-- Begin Records shown --

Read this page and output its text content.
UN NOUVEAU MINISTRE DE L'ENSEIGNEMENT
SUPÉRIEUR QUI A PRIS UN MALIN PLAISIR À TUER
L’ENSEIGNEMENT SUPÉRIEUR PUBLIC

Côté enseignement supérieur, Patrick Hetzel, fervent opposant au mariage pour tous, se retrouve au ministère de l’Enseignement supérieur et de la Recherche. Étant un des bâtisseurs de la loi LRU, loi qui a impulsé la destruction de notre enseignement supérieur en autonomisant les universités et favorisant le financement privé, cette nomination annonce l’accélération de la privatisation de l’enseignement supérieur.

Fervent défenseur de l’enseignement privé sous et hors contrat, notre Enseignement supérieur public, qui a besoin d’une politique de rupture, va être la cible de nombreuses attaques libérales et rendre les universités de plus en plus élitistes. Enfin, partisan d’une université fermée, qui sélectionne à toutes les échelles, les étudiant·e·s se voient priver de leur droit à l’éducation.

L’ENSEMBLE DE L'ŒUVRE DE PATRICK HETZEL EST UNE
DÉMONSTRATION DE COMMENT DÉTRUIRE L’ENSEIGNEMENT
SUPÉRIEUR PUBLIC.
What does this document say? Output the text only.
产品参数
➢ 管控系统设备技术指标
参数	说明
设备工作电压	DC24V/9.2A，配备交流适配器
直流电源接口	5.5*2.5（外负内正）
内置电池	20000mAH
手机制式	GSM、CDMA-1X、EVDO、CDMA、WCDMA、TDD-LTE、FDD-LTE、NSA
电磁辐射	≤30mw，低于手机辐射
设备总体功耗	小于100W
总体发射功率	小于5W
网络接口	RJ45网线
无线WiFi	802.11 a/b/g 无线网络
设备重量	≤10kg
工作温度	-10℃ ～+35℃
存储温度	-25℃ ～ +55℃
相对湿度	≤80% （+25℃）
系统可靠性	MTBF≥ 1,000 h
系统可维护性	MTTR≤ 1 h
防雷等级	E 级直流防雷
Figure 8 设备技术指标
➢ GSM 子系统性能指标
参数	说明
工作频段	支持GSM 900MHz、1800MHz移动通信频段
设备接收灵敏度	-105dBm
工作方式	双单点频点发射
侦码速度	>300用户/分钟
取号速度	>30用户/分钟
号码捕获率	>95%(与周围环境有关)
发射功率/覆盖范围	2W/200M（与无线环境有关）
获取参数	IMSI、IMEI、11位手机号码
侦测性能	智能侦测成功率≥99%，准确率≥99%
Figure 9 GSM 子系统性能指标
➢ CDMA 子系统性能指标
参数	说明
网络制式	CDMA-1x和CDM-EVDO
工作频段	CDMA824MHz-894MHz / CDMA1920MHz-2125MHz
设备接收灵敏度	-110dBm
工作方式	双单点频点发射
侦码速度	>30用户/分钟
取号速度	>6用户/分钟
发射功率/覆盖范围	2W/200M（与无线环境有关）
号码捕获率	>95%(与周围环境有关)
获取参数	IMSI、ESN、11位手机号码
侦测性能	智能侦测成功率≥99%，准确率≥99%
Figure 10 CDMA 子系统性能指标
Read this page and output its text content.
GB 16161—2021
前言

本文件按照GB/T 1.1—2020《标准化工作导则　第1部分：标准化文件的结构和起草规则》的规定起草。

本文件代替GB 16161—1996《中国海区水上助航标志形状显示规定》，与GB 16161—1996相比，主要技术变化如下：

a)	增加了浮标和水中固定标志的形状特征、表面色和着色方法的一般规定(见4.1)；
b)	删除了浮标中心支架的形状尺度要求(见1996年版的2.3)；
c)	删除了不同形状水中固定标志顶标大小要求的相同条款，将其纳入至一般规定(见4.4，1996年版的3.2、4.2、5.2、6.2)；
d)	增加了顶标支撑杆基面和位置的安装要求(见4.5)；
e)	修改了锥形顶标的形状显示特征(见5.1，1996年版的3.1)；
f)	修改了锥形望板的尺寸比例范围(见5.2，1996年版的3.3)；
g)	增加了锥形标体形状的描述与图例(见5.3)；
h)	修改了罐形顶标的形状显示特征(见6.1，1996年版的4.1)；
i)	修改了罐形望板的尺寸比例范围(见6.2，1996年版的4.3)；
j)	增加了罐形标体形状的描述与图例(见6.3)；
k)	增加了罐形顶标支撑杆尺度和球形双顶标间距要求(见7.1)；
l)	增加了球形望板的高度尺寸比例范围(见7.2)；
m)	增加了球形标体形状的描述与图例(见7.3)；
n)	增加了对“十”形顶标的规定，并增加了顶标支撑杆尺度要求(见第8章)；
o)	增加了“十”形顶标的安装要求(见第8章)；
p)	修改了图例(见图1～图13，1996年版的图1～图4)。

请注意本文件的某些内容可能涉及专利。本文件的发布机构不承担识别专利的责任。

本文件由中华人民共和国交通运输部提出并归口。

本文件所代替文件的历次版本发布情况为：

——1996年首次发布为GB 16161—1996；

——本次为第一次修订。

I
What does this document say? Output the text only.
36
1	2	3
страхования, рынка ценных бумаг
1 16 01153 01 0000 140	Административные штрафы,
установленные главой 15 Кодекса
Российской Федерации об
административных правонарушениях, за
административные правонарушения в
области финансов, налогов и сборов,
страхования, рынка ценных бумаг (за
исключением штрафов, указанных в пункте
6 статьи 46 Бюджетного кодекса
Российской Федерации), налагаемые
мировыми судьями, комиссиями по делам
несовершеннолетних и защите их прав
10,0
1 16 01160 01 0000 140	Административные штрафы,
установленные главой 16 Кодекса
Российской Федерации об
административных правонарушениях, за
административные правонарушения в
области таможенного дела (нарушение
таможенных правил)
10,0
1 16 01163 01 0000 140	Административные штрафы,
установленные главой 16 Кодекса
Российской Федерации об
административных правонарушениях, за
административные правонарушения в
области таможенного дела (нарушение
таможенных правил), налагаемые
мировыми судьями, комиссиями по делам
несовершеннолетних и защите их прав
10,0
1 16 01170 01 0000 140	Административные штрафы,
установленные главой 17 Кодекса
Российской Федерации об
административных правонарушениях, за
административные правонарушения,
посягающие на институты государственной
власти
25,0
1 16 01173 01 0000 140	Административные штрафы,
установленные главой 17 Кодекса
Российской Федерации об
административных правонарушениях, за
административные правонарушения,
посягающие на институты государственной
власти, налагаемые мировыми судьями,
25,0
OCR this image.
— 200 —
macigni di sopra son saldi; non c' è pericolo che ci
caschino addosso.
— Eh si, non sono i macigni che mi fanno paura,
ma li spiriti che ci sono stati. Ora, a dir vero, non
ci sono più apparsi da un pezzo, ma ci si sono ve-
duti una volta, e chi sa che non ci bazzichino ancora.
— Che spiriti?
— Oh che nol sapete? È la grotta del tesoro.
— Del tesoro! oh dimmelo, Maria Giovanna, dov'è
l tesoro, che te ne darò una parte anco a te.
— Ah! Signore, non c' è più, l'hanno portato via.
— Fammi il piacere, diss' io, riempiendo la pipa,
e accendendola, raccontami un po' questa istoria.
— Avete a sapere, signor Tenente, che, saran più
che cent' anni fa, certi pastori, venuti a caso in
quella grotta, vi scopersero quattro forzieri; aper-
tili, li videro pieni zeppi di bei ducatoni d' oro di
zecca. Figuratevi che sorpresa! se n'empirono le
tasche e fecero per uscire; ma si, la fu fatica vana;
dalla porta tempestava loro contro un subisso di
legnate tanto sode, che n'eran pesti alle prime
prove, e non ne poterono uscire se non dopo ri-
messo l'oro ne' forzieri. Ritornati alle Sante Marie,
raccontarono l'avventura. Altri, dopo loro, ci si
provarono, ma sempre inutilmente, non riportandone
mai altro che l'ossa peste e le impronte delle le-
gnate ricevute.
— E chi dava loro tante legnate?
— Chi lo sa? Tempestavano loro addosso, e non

-- End Records shown --

* [Short exercise]: Repeat the data exactly. Leave nothing out.

* [Final result]:
Read this page and output its text content.
UN NOUVEAU MINISTRE DE L'ENSEIGNEMENT
SUPÉRIEUR QUI A PRIS UN MALIN PLAISIR À TUER
L’ENSEIGNEMENT SUPÉRIEUR PUBLIC

Côté enseignement supérieur, Patrick Hetzel, fervent opposant au mariage pour tous, se retrouve au ministère de l’Enseignement supérieur et de la Recherche. Étant un des bâtisseurs de la loi LRU, loi qui a impulsé la destruction de notre enseignement supérieur en autonomisant les universités et favorisant le financement privé, cette nomination annonce l’accélération de la privatisation de l’enseignement supérieur.

Fervent défenseur de l’enseignement privé sous et hors contrat, notre Enseignement supérieur public, qui a besoin d’une politique de rupture, va être la cible de nombreuses attaques libérales et rendre les universités de plus en plus élitistes. Enfin, partisan d’une université fermée, qui sélectionne à toutes les échelles, les étudiant·e·s se voient priver de leur droit à l’éducation.

L’ENSEMBLE DE L'ŒUVRE DE PATRICK HETZEL EST UNE
DÉMONSTRATION DE COMMENT DÉTRUIRE L’ENSEIGNEMENT
SUPÉRIEUR PUBLIC.
What does this document say? Output the text only.
产品参数
➢ 管控系统设备技术指标
参数	说明
设备工作电压	DC24V/9.2A，配备交流适配器
直流电源接口	5.5*2.5（外负内正）
内置电池	20000mAH
手机制式	GSM、CDMA-1X、EVDO、CDMA、WCDMA、TDD-LTE、FDD-LTE、NSA
电磁辐射	≤30mw，低于手机辐射
设备总体功耗	小于100W
总体发射功率	小于5W
网络接口	RJ45网线
无线WiFi	802.11 a/b/g 无线网络
设备重量	≤10kg
工作温度	-10℃ ～+35℃
存储温度	-25℃ ～ +55℃
相对湿度	≤80% （+25℃）
系统可靠性	MTBF≥ 1,000 h
系统可维护性	MTTR≤ 1 h
防雷等级	E 级直流防雷
Figure 8 设备技术指标
➢ GSM 子系统性能指标
参数	说明
工作频段	支持GSM 900MHz、1800MHz移动通信频段
设备接收灵敏度	-105dBm
工作方式	双单点频点发射
侦码速度	>300用户/分钟
取号速度	>30用户/分钟
号码捕获率	>95%(与周围环境有关)
发射功率/覆盖范围	2W/200M（与无线环境有关）
获取参数	IMSI、IMEI、11位手机号码
侦测性能	智能侦测成功率≥99%，准确率≥99%
Figure 9 GSM 子系统性能指标
➢ CDMA 子系统性能指标
参数	说明
网络制式	CDMA-1x和CDM-EVDO
工作频段	CDMA824MHz-894MHz / CDMA1920MHz-2125MHz
设备接收灵敏度	-110dBm
工作方式	双单点频点发射
侦码速度	>30用户/分钟
取号速度	>6用户/分钟
发射功率/覆盖范围	2W/200M（与无线环境有关）
号码捕获率	>95%(与周围环境有关)
获取参数	IMSI、ESN、11位手机号码
侦测性能	智能侦测成功率≥99%，准确率≥99%
Figure 10 CDMA 子系统性能指标
Read this page and output its text content.
GB 16161—2021
前言

本文件按照GB/T 1.1—2020《标准化工作导则　第1部分：标准化文件的结构和起草规则》的规定起草。

本文件代替GB 16161—1996《中国海区水上助航标志形状显示规定》，与GB 16161—1996相比，主要技术变化如下：

a)	增加了浮标和水中固定标志的形状特征、表面色和着色方法的一般规定(见4.1)；
b)	删除了浮标中心支架的形状尺度要求(见1996年版的2.3)；
c)	删除了不同形状水中固定标志顶标大小要求的相同条款，将其纳入至一般规定(见4.4，1996年版的3.2、4.2、5.2、6.2)；
d)	增加了顶标支撑杆基面和位置的安装要求(见4.5)；
e)	修改了锥形顶标的形状显示特征(见5.1，1996年版的3.1)；
f)	修改了锥形望板的尺寸比例范围(见5.2，1996年版的3.3)；
g)	增加了锥形标体形状的描述与图例(见5.3)；
h)	修改了罐形顶标的形状显示特征(见6.1，1996年版的4.1)；
i)	修改了罐形望板的尺寸比例范围(见6.2，1996年版的4.3)；
j)	增加了罐形标体形状的描述与图例(见6.3)；
k)	增加了罐形顶标支撑杆尺度和球形双顶标间距要求(见7.1)；
l)	增加了球形望板的高度尺寸比例范围(见7.2)；
m)	增加了球形标体形状的描述与图例(见7.3)；
n)	增加了对“十”形顶标的规定，并增加了顶标支撑杆尺度要求(见第8章)；
o)	增加了“十”形顶标的安装要求(见第8章)；
p)	修改了图例(见图1～图13，1996年版的图1～图4)。

请注意本文件的某些内容可能涉及专利。本文件的发布机构不承担识别专利的责任。

本文件由中华人民共和国交通运输部提出并归口。

本文件所代替文件的历次版本发布情况为：

——1996年首次发布为GB 16161—1996；

——本次为第一次修订。

I
What does this document say? Output the text only.
36
1	2	3
страхования, рынка ценных бумаг
1 16 01153 01 0000 140	Административные штрафы,
установленные главой 15 Кодекса
Российской Федерации об
административных правонарушениях, за
административные правонарушения в
области финансов, налогов и сборов,
страхования, рынка ценных бумаг (за
исключением штрафов, указанных в пункте
6 статьи 46 Бюджетного кодекса
Российской Федерации), налагаемые
мировыми судьями, комиссиями по делам
несовершеннолетних и защите их прав
10,0
1 16 01160 01 0000 140	Административные штрафы,
установленные главой 16 Кодекса
Российской Федерации об
административных правонарушениях, за
административные правонарушения в
области таможенного дела (нарушение
таможенных правил)
10,0
1 16 01163 01 0000 140	Административные штрафы,
установленные главой 16 Кодекса
Российской Федерации об
административных правонарушениях, за
административные правонарушения в
области таможенного дела (нарушение
таможенных правил), налагаемые
мировыми судьями, комиссиями по делам
несовершеннолетних и защите их прав
10,0
1 16 01170 01 0000 140	Административные штрафы,
установленные главой 17 Кодекса
Российской Федерации об
административных правонарушениях, за
административные правонарушения,
посягающие на институты государственной
власти
25,0
1 16 01173 01 0000 140	Административные штрафы,
установленные главой 17 Кодекса
Российской Федерации об
административных правонарушениях, за
административные правонарушения,
посягающие на институты государственной
власти, налагаемые мировыми судьями,
25,0
OCR this image.
— 200 —
macigni di sopra son saldi; non c' è pericolo che ci
caschino addosso.
— Eh si, non sono i macigni che mi fanno paura,
ma li spiriti che ci sono stati. Ora, a dir vero, non
ci sono più apparsi da un pezzo, ma ci si sono ve-
duti una volta, e chi sa che non ci bazzichino ancora.
— Che spiriti?
— Oh che nol sapete? È la grotta del tesoro.
— Del tesoro! oh dimmelo, Maria Giovanna, dov'è
l tesoro, che te ne darò una parte anco a te.
— Ah! Signore, non c' è più, l'hanno portato via.
— Fammi il piacere, diss' io, riempiendo la pipa,
e accendendola, raccontami un po' questa istoria.
— Avete a sapere, signor Tenente, che, saran più
che cent' anni fa, certi pastori, venuti a caso in
quella grotta, vi scopersero quattro forzieri; aper-
tili, li videro pieni zeppi di bei ducatoni d' oro di
zecca. Figuratevi che sorpresa! se n'empirono le
tasche e fecero per uscire; ma si, la fu fatica vana;
dalla porta tempestava loro contro un subisso di
legnate tanto sode, che n'eran pesti alle prime
prove, e non ne poterono uscire se non dopo ri-
messo l'oro ne' forzieri. Ritornati alle Sante Marie,
raccontarono l'avventura. Altri, dopo loro, ci si
provarono, ma sempre inutilmente, non riportandone
mai altro che l'ossa peste e le impronte delle le-
gnate ricevute.
— E chi dava loro tante legnate?
— Chi lo sa? Tempestavano loro addosso, e non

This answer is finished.